Data items
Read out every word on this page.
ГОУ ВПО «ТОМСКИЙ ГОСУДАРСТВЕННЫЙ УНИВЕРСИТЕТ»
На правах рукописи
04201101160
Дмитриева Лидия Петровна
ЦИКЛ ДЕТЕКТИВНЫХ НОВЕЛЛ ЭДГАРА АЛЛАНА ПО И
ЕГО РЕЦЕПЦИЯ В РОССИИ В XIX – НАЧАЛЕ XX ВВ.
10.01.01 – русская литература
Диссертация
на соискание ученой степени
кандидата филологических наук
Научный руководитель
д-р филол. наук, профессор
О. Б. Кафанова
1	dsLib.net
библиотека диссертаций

* Task brief
Report every line in the data above in which the word "наук" appears.

* Exercise result
кандидата филологических наук
д-р филол. наук, профессор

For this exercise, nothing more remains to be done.